WHAT THE EXERCISE ASKS: Tally every line of the listing below that holds "Jednotka", then give the tally alone.
□ □ □ □ □ □ □
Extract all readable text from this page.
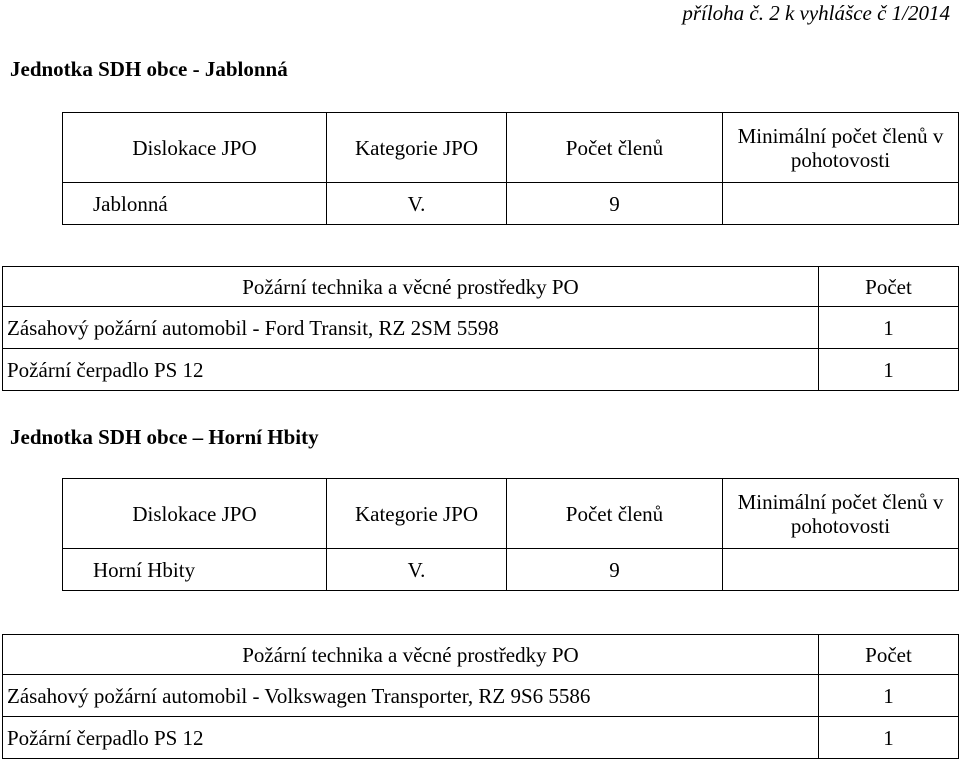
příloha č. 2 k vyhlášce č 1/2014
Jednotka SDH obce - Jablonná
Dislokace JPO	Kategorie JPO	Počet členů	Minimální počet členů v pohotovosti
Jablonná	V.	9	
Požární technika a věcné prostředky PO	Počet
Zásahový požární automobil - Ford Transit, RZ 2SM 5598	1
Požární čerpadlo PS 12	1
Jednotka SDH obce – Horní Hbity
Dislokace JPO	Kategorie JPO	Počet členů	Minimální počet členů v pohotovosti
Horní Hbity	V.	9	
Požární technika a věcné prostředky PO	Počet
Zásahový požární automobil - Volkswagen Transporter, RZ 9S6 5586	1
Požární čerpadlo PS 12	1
□ □ □ □ □ □ □
REPLY: 2